[Collected data entries]
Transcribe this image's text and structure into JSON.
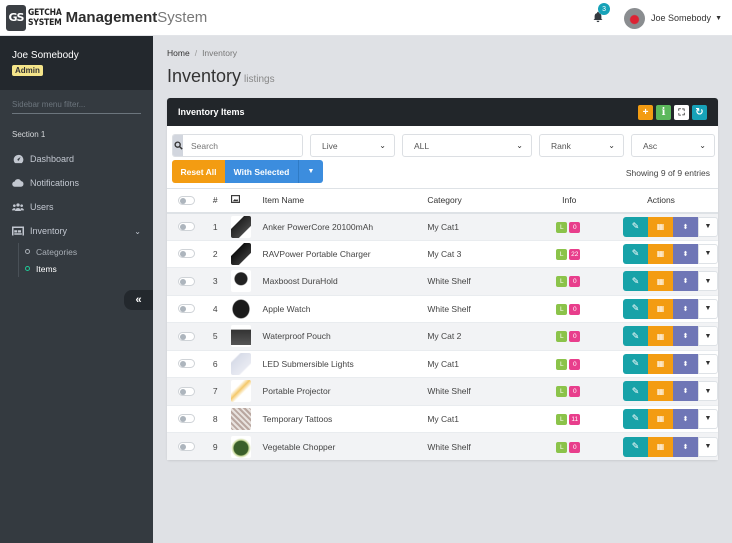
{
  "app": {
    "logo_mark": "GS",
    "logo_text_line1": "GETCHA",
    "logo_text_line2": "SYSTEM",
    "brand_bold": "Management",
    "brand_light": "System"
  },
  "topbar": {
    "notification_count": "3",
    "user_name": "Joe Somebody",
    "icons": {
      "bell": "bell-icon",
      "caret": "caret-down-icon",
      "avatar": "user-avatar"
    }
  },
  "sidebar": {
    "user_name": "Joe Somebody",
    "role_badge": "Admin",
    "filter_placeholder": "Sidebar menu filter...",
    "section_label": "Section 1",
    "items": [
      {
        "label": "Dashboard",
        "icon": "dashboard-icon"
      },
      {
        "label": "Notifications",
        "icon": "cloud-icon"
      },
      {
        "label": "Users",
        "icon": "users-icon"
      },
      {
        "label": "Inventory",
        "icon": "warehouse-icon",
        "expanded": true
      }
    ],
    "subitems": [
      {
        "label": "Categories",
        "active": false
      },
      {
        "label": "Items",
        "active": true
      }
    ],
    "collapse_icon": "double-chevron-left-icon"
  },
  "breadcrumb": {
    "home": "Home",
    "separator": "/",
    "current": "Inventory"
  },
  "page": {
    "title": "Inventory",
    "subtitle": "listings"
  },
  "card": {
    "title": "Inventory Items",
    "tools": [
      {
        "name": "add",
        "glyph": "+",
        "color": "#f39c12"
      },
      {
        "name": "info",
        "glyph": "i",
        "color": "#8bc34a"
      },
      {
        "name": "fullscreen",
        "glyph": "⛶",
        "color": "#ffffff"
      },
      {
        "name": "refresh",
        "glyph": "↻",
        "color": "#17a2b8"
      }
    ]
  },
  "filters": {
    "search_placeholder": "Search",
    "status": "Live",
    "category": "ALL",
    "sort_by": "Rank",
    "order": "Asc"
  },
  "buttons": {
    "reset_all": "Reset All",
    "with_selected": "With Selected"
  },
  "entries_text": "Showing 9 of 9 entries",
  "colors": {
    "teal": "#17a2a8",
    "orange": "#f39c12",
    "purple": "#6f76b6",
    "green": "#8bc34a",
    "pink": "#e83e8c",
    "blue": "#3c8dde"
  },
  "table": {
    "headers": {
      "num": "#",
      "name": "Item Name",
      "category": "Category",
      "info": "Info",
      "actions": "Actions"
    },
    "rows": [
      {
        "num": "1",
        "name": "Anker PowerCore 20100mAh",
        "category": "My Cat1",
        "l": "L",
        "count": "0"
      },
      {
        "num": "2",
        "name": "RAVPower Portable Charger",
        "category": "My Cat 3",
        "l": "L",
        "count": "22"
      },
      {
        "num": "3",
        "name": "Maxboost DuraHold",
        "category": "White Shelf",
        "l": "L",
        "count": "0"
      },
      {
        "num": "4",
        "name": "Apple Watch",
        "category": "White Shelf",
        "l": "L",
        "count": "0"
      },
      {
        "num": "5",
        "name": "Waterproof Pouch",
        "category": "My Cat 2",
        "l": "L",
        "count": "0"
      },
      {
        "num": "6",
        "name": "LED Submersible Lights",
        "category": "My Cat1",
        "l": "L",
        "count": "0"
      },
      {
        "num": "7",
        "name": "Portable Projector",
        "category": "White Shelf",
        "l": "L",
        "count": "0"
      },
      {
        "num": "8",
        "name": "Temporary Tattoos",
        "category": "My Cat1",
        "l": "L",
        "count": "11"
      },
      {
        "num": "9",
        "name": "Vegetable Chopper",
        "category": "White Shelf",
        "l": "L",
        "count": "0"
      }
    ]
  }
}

**Problem statement**
Repeat the records in full, exactly as they appear, without the pictures.

**Exercise solution**
Transcribe this image's text and structure into JSON.
{
  "app": {
    "logo_mark": "GS",
    "logo_text_line1": "GETCHA",
    "logo_text_line2": "SYSTEM",
    "brand_bold": "Management",
    "brand_light": "System"
  },
  "topbar": {
    "notification_count": "3",
    "user_name": "Joe Somebody",
    "icons": {
      "bell": "bell-icon",
      "caret": "caret-down-icon",
      "avatar": "user-avatar"
    }
  },
  "sidebar": {
    "user_name": "Joe Somebody",
    "role_badge": "Admin",
    "filter_placeholder": "Sidebar menu filter...",
    "section_label": "Section 1",
    "items": [
      {
        "label": "Dashboard",
        "icon": "dashboard-icon"
      },
      {
        "label": "Notifications",
        "icon": "cloud-icon"
      },
      {
        "label": "Users",
        "icon": "users-icon"
      },
      {
        "label": "Inventory",
        "icon": "warehouse-icon",
        "expanded": true
      }
    ],
    "subitems": [
      {
        "label": "Categories",
        "active": false
      },
      {
        "label": "Items",
        "active": true
      }
    ],
    "collapse_icon": "double-chevron-left-icon"
  },
  "breadcrumb": {
    "home": "Home",
    "separator": "/",
    "current": "Inventory"
  },
  "page": {
    "title": "Inventory",
    "subtitle": "listings"
  },
  "card": {
    "title": "Inventory Items",
    "tools": [
      {
        "name": "add",
        "glyph": "+",
        "color": "#f39c12"
      },
      {
        "name": "info",
        "glyph": "i",
        "color": "#8bc34a"
      },
      {
        "name": "fullscreen",
        "glyph": "⛶",
        "color": "#ffffff"
      },
      {
        "name": "refresh",
        "glyph": "↻",
        "color": "#17a2b8"
      }
    ]
  },
  "filters": {
    "search_placeholder": "Search",
    "status": "Live",
    "category": "ALL",
    "sort_by": "Rank",
    "order": "Asc"
  },
  "buttons": {
    "reset_all": "Reset All",
    "with_selected": "With Selected"
  },
  "entries_text": "Showing 9 of 9 entries",
  "colors": {
    "teal": "#17a2a8",
    "orange": "#f39c12",
    "purple": "#6f76b6",
    "green": "#8bc34a",
    "pink": "#e83e8c",
    "blue": "#3c8dde"
  },
  "table": {
    "headers": {
      "num": "#",
      "name": "Item Name",
      "category": "Category",
      "info": "Info",
      "actions": "Actions"
    },
    "rows": [
      {
        "num": "1",
        "name": "Anker PowerCore 20100mAh",
        "category": "My Cat1",
        "l": "L",
        "count": "0"
      },
      {
        "num": "2",
        "name": "RAVPower Portable Charger",
        "category": "My Cat 3",
        "l": "L",
        "count": "22"
      },
      {
        "num": "3",
        "name": "Maxboost DuraHold",
        "category": "White Shelf",
        "l": "L",
        "count": "0"
      },
      {
        "num": "4",
        "name": "Apple Watch",
        "category": "White Shelf",
        "l": "L",
        "count": "0"
      },
      {
        "num": "5",
        "name": "Waterproof Pouch",
        "category": "My Cat 2",
        "l": "L",
        "count": "0"
      },
      {
        "num": "6",
        "name": "LED Submersible Lights",
        "category": "My Cat1",
        "l": "L",
        "count": "0"
      },
      {
        "num": "7",
        "name": "Portable Projector",
        "category": "White Shelf",
        "l": "L",
        "count": "0"
      },
      {
        "num": "8",
        "name": "Temporary Tattoos",
        "category": "My Cat1",
        "l": "L",
        "count": "11"
      },
      {
        "num": "9",
        "name": "Vegetable Chopper",
        "category": "White Shelf",
        "l": "L",
        "count": "0"
      }
    ]
  }
}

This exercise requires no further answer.